### DATA SECTION
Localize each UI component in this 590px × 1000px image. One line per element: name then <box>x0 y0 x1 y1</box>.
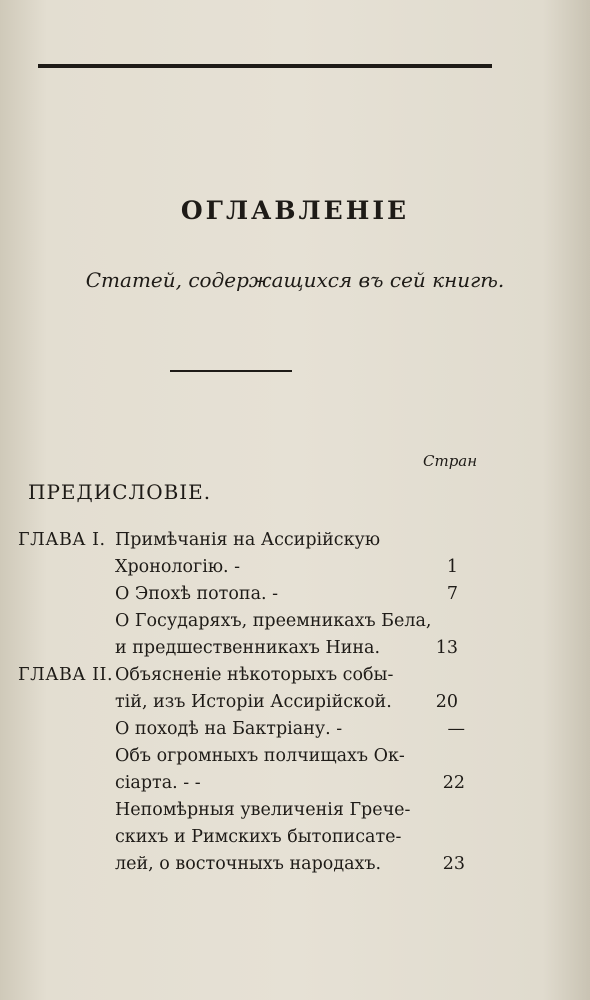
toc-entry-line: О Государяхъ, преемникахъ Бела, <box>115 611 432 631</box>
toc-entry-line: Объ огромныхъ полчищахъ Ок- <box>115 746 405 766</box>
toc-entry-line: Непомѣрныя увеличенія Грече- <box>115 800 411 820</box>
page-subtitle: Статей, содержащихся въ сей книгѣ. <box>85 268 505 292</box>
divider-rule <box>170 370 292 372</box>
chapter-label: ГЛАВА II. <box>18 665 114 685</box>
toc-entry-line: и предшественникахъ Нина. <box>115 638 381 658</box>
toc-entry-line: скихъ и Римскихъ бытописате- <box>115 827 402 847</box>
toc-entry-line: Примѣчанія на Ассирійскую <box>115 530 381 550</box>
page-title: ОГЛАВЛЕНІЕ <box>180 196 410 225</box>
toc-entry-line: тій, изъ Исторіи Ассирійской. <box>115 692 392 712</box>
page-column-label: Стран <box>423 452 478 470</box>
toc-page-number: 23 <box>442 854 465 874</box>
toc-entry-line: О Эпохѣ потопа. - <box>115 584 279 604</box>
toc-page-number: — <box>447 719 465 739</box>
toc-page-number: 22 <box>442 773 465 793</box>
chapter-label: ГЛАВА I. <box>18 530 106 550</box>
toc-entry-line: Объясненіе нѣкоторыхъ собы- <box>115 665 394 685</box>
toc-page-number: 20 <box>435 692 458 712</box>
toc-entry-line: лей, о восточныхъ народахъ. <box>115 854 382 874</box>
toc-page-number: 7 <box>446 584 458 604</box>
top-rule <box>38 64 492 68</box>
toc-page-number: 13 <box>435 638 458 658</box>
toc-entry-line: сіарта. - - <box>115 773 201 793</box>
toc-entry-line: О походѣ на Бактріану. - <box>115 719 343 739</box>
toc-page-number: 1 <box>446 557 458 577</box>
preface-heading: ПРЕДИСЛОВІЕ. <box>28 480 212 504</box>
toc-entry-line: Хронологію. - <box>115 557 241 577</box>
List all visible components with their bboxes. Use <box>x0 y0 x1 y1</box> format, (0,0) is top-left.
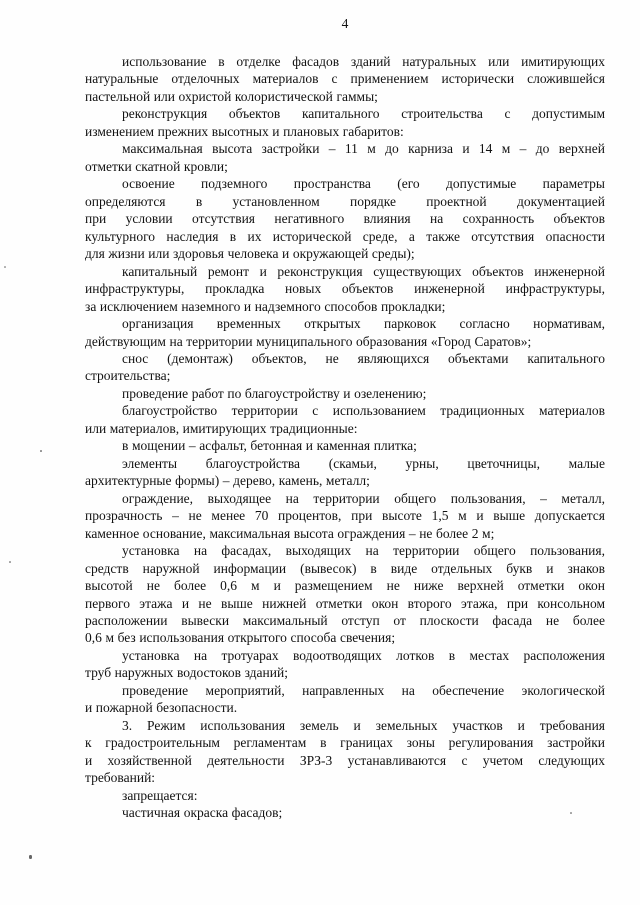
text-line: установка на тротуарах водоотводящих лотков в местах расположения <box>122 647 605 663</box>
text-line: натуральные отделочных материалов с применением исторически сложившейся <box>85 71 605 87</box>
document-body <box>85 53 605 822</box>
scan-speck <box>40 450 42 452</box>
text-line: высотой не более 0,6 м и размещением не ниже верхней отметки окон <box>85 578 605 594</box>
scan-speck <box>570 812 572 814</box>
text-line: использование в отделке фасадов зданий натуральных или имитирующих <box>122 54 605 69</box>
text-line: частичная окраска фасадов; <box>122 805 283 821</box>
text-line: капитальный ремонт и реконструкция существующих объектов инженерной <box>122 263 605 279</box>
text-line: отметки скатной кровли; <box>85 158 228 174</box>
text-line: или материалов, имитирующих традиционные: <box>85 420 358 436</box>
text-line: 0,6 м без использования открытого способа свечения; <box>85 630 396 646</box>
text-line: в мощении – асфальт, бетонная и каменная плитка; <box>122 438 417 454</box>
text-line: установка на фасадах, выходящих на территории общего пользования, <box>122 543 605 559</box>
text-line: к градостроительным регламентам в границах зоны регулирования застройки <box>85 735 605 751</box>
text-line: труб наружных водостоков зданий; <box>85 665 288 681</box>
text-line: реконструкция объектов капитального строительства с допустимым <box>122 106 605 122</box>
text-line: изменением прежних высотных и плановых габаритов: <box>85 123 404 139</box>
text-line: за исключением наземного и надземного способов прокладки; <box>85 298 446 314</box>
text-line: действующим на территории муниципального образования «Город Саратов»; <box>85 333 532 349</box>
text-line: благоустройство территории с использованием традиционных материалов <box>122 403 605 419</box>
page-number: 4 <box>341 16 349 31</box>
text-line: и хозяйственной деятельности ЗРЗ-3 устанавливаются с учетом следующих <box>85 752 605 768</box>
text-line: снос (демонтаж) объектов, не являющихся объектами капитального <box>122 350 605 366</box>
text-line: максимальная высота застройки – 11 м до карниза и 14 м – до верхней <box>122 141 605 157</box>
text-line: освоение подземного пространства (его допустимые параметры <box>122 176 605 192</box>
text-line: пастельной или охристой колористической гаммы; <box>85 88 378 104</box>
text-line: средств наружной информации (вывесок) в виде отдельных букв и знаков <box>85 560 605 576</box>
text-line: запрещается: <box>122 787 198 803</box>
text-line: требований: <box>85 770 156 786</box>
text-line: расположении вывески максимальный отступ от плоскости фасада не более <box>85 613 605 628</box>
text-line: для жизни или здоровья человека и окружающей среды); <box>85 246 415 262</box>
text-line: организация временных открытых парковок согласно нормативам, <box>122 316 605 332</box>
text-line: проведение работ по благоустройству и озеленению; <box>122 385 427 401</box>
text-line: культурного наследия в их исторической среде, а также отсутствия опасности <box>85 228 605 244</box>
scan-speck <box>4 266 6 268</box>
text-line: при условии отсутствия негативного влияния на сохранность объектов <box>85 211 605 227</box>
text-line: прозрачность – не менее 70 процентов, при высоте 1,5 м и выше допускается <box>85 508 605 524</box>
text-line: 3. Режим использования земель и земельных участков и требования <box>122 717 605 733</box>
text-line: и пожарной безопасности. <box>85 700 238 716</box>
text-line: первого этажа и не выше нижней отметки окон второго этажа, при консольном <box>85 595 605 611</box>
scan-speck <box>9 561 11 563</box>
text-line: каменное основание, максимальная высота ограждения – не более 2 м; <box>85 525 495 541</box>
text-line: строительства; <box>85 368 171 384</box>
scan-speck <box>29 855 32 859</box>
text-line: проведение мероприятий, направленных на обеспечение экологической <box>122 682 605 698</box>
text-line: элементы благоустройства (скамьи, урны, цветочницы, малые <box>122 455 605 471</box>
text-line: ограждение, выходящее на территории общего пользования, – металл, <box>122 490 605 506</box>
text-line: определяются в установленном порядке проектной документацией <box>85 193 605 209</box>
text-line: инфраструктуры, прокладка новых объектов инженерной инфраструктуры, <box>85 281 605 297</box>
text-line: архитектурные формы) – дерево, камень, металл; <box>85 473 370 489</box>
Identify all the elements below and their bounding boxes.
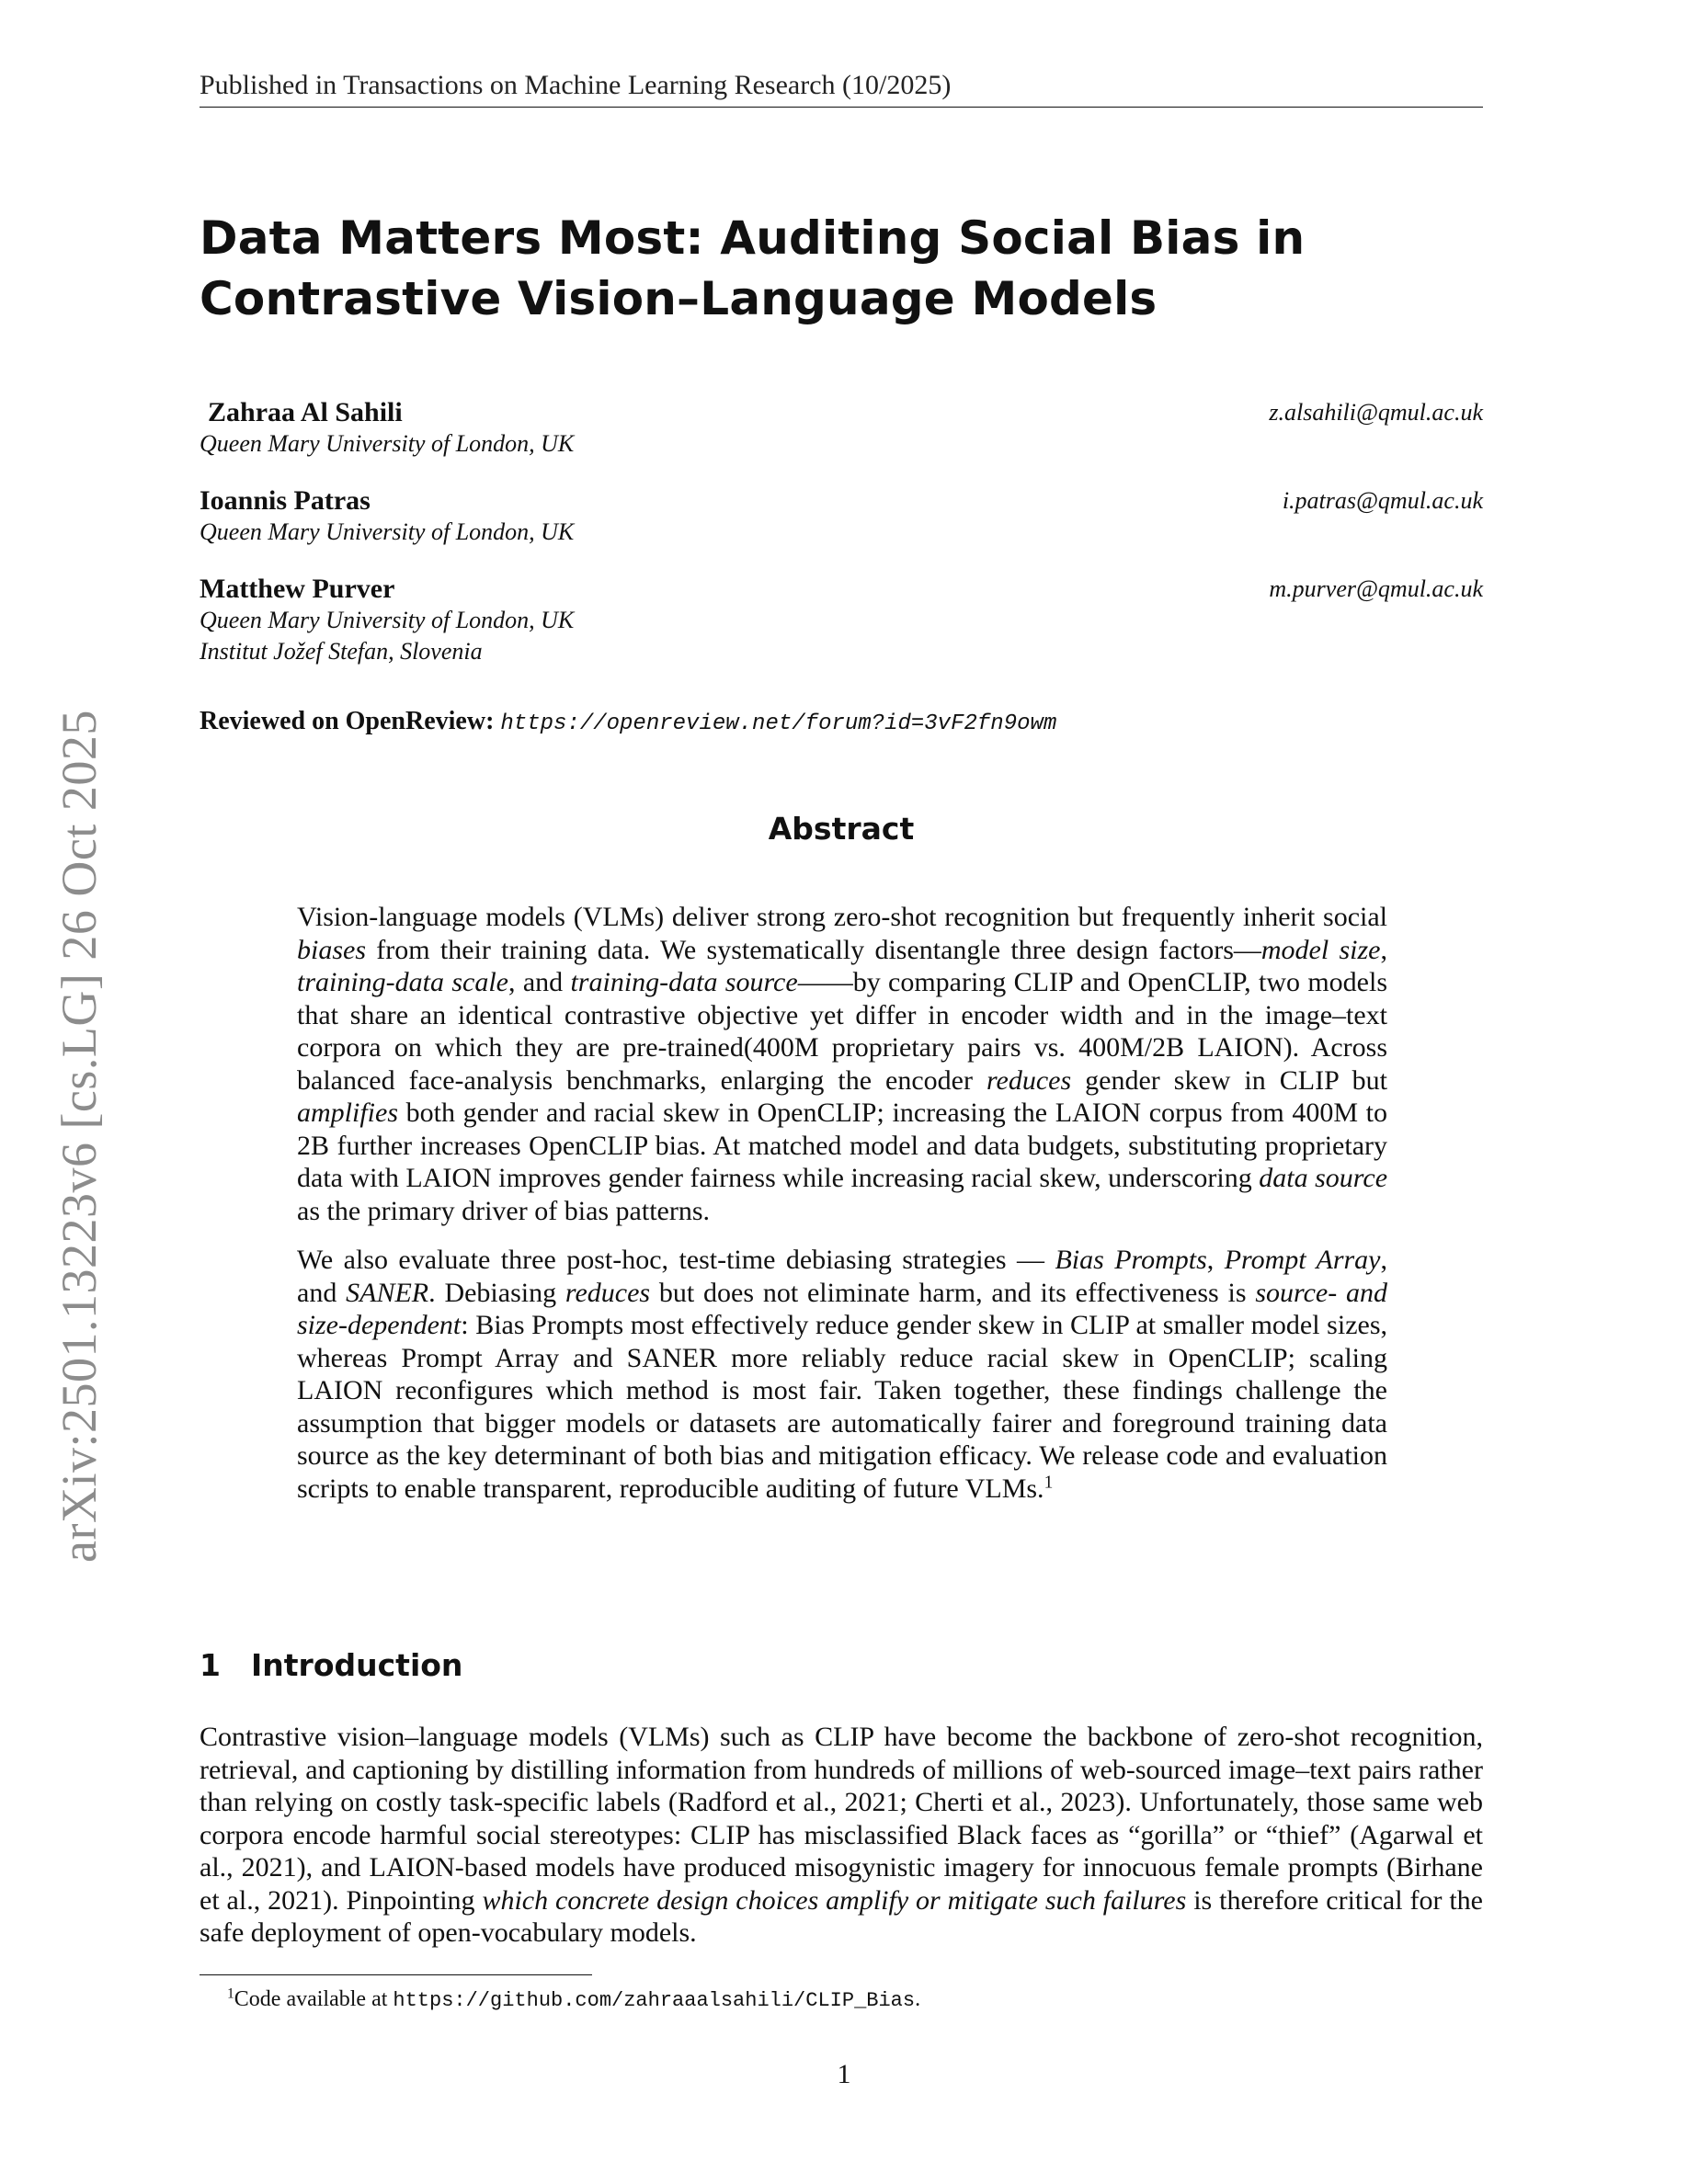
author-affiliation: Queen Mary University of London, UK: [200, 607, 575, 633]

### WRITTEN INSTRUCTION
Rewrite the records with every occurrence of "toc-page-number" swapped for "page-number", leaving everything else unchanged. Leave the pictures out of the answer.

### RESPONSE
Localize each UI component in this 590px × 1000px image. One line per element: name then <box>x0 y0 x1 y1</box>.
toc-entry-line: О Государяхъ, преемникахъ Бела, <box>115 611 432 631</box>
toc-entry-line: Объ огромныхъ полчищахъ Ок- <box>115 746 405 766</box>
toc-entry-line: Непомѣрныя увеличенія Грече- <box>115 800 411 820</box>
page-subtitle: Статей, содержащихся въ сей книгѣ. <box>85 268 505 292</box>
divider-rule <box>170 370 292 372</box>
chapter-label: ГЛАВА II. <box>18 665 114 685</box>
toc-entry-line: и предшественникахъ Нина. <box>115 638 381 658</box>
toc-entry-line: скихъ и Римскихъ бытописате- <box>115 827 402 847</box>
toc-entry-line: Примѣчанія на Ассирійскую <box>115 530 381 550</box>
page-title: ОГЛАВЛЕНІЕ <box>180 196 410 225</box>
toc-entry-line: тій, изъ Исторіи Ассирійской. <box>115 692 392 712</box>
page-column-label: Стран <box>423 452 478 470</box>
page-number: 23 <box>442 854 465 874</box>
toc-entry-line: О Эпохѣ потопа. - <box>115 584 279 604</box>
page-number: — <box>447 719 465 739</box>
page-number: 22 <box>442 773 465 793</box>
chapter-label: ГЛАВА I. <box>18 530 106 550</box>
toc-entry-line: Объясненіе нѣкоторыхъ собы- <box>115 665 394 685</box>
page-number: 20 <box>435 692 458 712</box>
toc-entry-line: лей, о восточныхъ народахъ. <box>115 854 382 874</box>
page-number: 7 <box>446 584 458 604</box>
top-rule <box>38 64 492 68</box>
page-number: 13 <box>435 638 458 658</box>
toc-entry-line: сіарта. - - <box>115 773 201 793</box>
toc-entry-line: О походѣ на Бактріану. - <box>115 719 343 739</box>
page-number: 1 <box>446 557 458 577</box>
preface-heading: ПРЕДИСЛОВІЕ. <box>28 480 212 504</box>
toc-entry-line: Хронологію. - <box>115 557 241 577</box>
List all visible components with their bboxes. Use <box>x0 y0 x1 y1</box> format, (0,0) is top-left.
text-line: установка на тротуарах водоотводящих лотков в местах расположения <box>122 647 605 663</box>
text-line: натуральные отделочных материалов с применением исторически сложившейся <box>85 71 605 87</box>
document-body <box>85 53 605 822</box>
scan-speck <box>40 450 42 452</box>
text-line: высотой не более 0,6 м и размещением не ниже верхней отметки окон <box>85 578 605 594</box>
scan-speck <box>570 812 572 814</box>
text-line: использование в отделке фасадов зданий натуральных или имитирующих <box>122 54 605 69</box>
text-line: частичная окраска фасадов; <box>122 805 283 821</box>
text-line: капитальный ремонт и реконструкция существующих объектов инженерной <box>122 263 605 279</box>
text-line: отметки скатной кровли; <box>85 158 228 174</box>
text-line: или материалов, имитирующих традиционные: <box>85 420 358 436</box>
text-line: 0,6 м без использования открытого способа свечения; <box>85 630 396 646</box>
text-line: в мощении – асфальт, бетонная и каменная плитка; <box>122 438 417 454</box>
text-line: установка на фасадах, выходящих на территории общего пользования, <box>122 543 605 559</box>
text-line: к градостроительным регламентам в границах зоны регулирования застройки <box>85 735 605 751</box>
text-line: труб наружных водостоков зданий; <box>85 665 288 681</box>
text-line: реконструкция объектов капитального строительства с допустимым <box>122 106 605 122</box>
text-line: изменением прежних высотных и плановых габаритов: <box>85 123 404 139</box>
text-line: за исключением наземного и надземного способов прокладки; <box>85 298 446 314</box>
text-line: действующим на территории муниципального образования «Город Саратов»; <box>85 333 532 349</box>
text-line: благоустройство территории с использованием традиционных материалов <box>122 403 605 419</box>
page-number: 4 <box>341 16 349 31</box>
text-line: и хозяйственной деятельности ЗРЗ-3 устанавливаются с учетом следующих <box>85 752 605 768</box>
text-line: снос (демонтаж) объектов, не являющихся объектами капитального <box>122 350 605 366</box>
text-line: максимальная высота застройки – 11 м до карниза и 14 м – до верхней <box>122 141 605 157</box>
text-line: освоение подземного пространства (его допустимые параметры <box>122 176 605 192</box>
text-line: пастельной или охристой колористической гаммы; <box>85 88 378 104</box>
text-line: средств наружной информации (вывесок) в виде отдельных букв и знаков <box>85 560 605 576</box>
text-line: запрещается: <box>122 787 198 803</box>
text-line: требований: <box>85 770 156 786</box>
text-line: расположении вывески максимальный отступ от плоскости фасада не более <box>85 613 605 628</box>
text-line: для жизни или здоровья человека и окружающей среды); <box>85 246 415 262</box>
text-line: организация временных открытых парковок согласно нормативам, <box>122 316 605 332</box>
text-line: проведение работ по благоустройству и озеленению; <box>122 385 427 401</box>
text-line: культурного наследия в их исторической среде, а также отсутствия опасности <box>85 228 605 244</box>
scan-speck <box>4 266 6 268</box>
text-line: при условии отсутствия негативного влияния на сохранность объектов <box>85 211 605 227</box>
text-line: прозрачность – не менее 70 процентов, при высоте 1,5 м и выше допускается <box>85 508 605 524</box>
text-line: 3. Режим использования земель и земельных участков и требования <box>122 717 605 733</box>
text-line: и пожарной безопасности. <box>85 700 238 716</box>
text-line: первого этажа и не выше нижней отметки окон второго этажа, при консольном <box>85 595 605 611</box>
scan-speck <box>9 561 11 563</box>
text-line: каменное основание, максимальная высота ограждения – не более 2 м; <box>85 525 495 541</box>
text-line: строительства; <box>85 368 171 384</box>
scan-speck <box>29 855 32 859</box>
text-line: проведение мероприятий, направленных на обеспечение экологической <box>122 682 605 698</box>
text-line: элементы благоустройства (скамьи, урны, цветочницы, малые <box>122 455 605 471</box>
text-line: ограждение, выходящее на территории общего пользования, – металл, <box>122 490 605 506</box>
text-line: определяются в установленном порядке проектной документацией <box>85 193 605 209</box>
text-line: инфраструктуры, прокладка новых объектов инженерной инфраструктуры, <box>85 281 605 297</box>
text-line: архитектурные формы) – дерево, камень, металл; <box>85 473 370 489</box>
Identify all the elements below and their bounding boxes.
author-affiliation: Queen Mary University of London, UK: [200, 607, 575, 633]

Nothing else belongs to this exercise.